◆ **Your instructions**
Can you write out the whole listing exactly?
─── Records for this task
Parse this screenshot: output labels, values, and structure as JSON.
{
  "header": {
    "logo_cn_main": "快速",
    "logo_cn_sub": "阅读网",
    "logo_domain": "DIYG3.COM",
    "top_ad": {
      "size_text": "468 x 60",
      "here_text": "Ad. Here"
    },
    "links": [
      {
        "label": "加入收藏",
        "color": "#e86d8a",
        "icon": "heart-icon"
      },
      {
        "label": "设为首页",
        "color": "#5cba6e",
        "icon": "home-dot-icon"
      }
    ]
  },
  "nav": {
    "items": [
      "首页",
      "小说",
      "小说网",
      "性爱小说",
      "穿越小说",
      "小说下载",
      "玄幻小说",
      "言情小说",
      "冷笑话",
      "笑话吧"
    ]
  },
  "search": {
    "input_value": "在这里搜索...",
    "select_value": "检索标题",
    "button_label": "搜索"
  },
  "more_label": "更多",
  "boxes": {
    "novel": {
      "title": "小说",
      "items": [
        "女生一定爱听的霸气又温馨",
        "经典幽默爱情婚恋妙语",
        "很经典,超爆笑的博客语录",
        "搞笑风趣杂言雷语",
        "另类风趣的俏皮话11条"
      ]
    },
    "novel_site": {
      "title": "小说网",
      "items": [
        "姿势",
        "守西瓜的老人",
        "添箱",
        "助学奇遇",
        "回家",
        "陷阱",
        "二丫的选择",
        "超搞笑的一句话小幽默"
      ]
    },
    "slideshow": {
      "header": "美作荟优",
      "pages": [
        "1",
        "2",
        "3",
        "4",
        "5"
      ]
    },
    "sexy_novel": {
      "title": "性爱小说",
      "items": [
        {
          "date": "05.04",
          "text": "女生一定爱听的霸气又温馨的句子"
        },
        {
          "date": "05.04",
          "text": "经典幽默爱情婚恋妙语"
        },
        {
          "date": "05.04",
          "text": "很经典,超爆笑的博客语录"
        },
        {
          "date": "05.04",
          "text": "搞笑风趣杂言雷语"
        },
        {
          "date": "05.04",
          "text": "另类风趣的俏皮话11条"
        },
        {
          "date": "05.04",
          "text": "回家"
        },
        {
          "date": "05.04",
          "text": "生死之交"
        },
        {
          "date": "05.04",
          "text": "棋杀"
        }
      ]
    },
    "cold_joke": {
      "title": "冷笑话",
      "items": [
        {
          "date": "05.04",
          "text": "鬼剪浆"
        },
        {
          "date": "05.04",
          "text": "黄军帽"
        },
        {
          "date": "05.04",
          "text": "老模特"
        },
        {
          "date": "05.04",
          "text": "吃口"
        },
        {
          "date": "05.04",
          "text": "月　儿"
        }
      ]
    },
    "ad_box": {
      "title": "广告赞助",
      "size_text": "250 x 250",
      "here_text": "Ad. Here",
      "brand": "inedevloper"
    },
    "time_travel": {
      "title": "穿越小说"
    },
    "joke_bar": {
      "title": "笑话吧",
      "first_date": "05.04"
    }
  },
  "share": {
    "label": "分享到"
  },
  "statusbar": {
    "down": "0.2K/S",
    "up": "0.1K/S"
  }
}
──────
◆ **The reply**
Parse this screenshot: output labels, values, and structure as JSON.
{
  "header": {
    "logo_cn_main": "快速",
    "logo_cn_sub": "阅读网",
    "logo_domain": "DIYG3.COM",
    "top_ad": {
      "size_text": "468 x 60",
      "here_text": "Ad. Here"
    },
    "links": [
      {
        "label": "加入收藏",
        "color": "#e86d8a",
        "icon": "heart-icon"
      },
      {
        "label": "设为首页",
        "color": "#5cba6e",
        "icon": "home-dot-icon"
      }
    ]
  },
  "nav": {
    "items": [
      "首页",
      "小说",
      "小说网",
      "性爱小说",
      "穿越小说",
      "小说下载",
      "玄幻小说",
      "言情小说",
      "冷笑话",
      "笑话吧"
    ]
  },
  "search": {
    "input_value": "在这里搜索...",
    "select_value": "检索标题",
    "button_label": "搜索"
  },
  "more_label": "更多",
  "boxes": {
    "novel": {
      "title": "小说",
      "items": [
        "女生一定爱听的霸气又温馨",
        "经典幽默爱情婚恋妙语",
        "很经典,超爆笑的博客语录",
        "搞笑风趣杂言雷语",
        "另类风趣的俏皮话11条"
      ]
    },
    "novel_site": {
      "title": "小说网",
      "items": [
        "姿势",
        "守西瓜的老人",
        "添箱",
        "助学奇遇",
        "回家",
        "陷阱",
        "二丫的选择",
        "超搞笑的一句话小幽默"
      ]
    },
    "slideshow": {
      "header": "美作荟优",
      "pages": [
        "1",
        "2",
        "3",
        "4",
        "5"
      ]
    },
    "sexy_novel": {
      "title": "性爱小说",
      "items": [
        {
          "date": "05.04",
          "text": "女生一定爱听的霸气又温馨的句子"
        },
        {
          "date": "05.04",
          "text": "经典幽默爱情婚恋妙语"
        },
        {
          "date": "05.04",
          "text": "很经典,超爆笑的博客语录"
        },
        {
          "date": "05.04",
          "text": "搞笑风趣杂言雷语"
        },
        {
          "date": "05.04",
          "text": "另类风趣的俏皮话11条"
        },
        {
          "date": "05.04",
          "text": "回家"
        },
        {
          "date": "05.04",
          "text": "生死之交"
        },
        {
          "date": "05.04",
          "text": "棋杀"
        }
      ]
    },
    "cold_joke": {
      "title": "冷笑话",
      "items": [
        {
          "date": "05.04",
          "text": "鬼剪浆"
        },
        {
          "date": "05.04",
          "text": "黄军帽"
        },
        {
          "date": "05.04",
          "text": "老模特"
        },
        {
          "date": "05.04",
          "text": "吃口"
        },
        {
          "date": "05.04",
          "text": "月　儿"
        }
      ]
    },
    "ad_box": {
      "title": "广告赞助",
      "size_text": "250 x 250",
      "here_text": "Ad. Here",
      "brand": "inedevloper"
    },
    "time_travel": {
      "title": "穿越小说"
    },
    "joke_bar": {
      "title": "笑话吧",
      "first_date": "05.04"
    }
  },
  "share": {
    "label": "分享到"
  },
  "statusbar": {
    "down": "0.2K/S",
    "up": "0.1K/S"
  }
}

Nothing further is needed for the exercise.